* **Short problem**
Recast everything from the first of the lines below down to the line containing "assigned-value[interactable]: No assignee", both included, as a numbered list, leaving out any blank lines.

* **Data to use**
+++++

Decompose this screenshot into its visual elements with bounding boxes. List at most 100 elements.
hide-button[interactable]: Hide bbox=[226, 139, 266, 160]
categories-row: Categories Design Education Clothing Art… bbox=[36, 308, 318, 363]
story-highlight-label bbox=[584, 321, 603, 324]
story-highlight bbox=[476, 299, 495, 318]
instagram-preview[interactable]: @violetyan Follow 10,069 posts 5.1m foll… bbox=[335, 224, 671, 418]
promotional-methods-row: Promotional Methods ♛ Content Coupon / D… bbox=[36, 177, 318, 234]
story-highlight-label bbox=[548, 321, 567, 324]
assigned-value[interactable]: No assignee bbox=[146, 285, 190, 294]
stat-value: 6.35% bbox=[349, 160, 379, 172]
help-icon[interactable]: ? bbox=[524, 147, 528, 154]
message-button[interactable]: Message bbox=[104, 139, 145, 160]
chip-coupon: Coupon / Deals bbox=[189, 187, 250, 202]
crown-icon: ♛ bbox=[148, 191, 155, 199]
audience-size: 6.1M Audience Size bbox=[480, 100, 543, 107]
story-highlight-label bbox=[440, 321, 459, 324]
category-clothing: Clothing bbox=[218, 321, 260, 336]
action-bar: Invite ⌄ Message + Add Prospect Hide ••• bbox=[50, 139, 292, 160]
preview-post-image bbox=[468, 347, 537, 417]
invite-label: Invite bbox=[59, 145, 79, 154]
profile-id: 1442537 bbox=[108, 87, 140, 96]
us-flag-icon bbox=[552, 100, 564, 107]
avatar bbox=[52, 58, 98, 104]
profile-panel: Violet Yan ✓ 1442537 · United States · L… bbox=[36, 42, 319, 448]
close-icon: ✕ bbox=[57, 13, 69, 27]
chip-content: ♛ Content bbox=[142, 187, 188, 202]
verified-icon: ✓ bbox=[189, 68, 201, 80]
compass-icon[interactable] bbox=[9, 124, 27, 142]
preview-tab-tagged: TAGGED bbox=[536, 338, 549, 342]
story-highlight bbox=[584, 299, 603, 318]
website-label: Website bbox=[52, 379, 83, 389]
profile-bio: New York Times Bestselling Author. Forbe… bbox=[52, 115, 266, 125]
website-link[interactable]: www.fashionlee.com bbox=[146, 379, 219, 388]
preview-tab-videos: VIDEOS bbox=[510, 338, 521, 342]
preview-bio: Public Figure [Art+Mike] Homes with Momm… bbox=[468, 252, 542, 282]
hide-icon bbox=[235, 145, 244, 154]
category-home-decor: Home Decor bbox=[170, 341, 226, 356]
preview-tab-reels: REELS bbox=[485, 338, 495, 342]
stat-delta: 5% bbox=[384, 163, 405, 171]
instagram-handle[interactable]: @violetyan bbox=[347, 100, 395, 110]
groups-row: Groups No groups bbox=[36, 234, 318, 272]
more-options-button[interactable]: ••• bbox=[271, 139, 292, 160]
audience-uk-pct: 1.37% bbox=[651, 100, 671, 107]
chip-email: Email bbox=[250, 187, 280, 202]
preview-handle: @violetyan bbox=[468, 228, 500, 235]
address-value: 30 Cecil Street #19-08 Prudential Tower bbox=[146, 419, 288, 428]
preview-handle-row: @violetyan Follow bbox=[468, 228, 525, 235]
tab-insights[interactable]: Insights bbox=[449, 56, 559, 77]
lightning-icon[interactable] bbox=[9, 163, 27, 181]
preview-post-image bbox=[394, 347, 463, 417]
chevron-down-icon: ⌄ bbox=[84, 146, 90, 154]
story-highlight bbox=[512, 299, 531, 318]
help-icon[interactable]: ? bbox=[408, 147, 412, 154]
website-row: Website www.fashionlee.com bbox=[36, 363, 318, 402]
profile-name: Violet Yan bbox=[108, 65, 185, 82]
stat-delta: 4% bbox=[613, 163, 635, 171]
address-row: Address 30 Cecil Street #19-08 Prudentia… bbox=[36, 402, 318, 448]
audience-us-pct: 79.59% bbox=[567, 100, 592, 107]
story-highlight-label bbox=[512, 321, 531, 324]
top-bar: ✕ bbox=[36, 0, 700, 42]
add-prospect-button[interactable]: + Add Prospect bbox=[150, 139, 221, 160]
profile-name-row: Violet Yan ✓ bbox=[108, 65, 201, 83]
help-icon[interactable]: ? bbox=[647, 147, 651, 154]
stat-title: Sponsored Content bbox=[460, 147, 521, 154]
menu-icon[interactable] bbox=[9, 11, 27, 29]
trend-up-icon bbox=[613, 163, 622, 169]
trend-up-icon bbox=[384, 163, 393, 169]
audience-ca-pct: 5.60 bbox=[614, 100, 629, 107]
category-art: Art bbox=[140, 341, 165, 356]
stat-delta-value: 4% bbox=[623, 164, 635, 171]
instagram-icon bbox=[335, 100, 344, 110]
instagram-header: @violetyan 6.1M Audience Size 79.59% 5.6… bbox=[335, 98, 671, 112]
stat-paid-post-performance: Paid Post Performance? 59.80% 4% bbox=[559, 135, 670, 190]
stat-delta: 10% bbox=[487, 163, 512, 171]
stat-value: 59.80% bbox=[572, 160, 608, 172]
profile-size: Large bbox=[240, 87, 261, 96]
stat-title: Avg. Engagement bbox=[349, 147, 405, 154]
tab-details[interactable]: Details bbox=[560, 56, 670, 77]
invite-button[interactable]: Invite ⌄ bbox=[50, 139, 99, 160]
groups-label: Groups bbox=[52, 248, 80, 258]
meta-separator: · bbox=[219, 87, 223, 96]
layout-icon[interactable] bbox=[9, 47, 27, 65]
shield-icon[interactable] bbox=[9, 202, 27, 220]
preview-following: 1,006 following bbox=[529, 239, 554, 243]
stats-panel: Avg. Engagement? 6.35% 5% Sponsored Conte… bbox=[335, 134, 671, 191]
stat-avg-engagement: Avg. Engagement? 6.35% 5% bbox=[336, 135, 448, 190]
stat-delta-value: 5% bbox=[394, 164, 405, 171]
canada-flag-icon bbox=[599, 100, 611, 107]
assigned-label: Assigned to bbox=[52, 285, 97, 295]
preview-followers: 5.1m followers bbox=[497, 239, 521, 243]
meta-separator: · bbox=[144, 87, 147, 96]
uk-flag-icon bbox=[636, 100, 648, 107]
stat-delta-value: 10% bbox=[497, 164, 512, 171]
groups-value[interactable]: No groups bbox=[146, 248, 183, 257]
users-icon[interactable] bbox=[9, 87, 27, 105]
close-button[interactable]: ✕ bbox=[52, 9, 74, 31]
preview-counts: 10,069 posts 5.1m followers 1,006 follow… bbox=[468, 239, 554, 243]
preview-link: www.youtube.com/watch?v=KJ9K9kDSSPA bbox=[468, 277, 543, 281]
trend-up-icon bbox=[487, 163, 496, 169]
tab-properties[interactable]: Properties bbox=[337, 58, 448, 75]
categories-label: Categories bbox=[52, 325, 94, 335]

+++++

* **Result of this exercise**
1. Decompose this screenshot into its visual elements with bounding boxes. List at most 100 elements.
2. hide-button[interactable]: Hide bbox=[226, 139, 266, 160]
3. categories-row: Categories Design Education Clothing Art… bbox=[36, 308, 318, 363]
4. story-highlight-label bbox=[584, 321, 603, 324]
5. story-highlight bbox=[476, 299, 495, 318]
6. instagram-preview[interactable]: @violetyan Follow 10,069 posts 5.1m foll… bbox=[335, 224, 671, 418]
7. promotional-methods-row: Promotional Methods ♛ Content Coupon / D… bbox=[36, 177, 318, 234]
8. story-highlight-label bbox=[548, 321, 567, 324]
9. assigned-value[interactable]: No assignee bbox=[146, 285, 190, 294]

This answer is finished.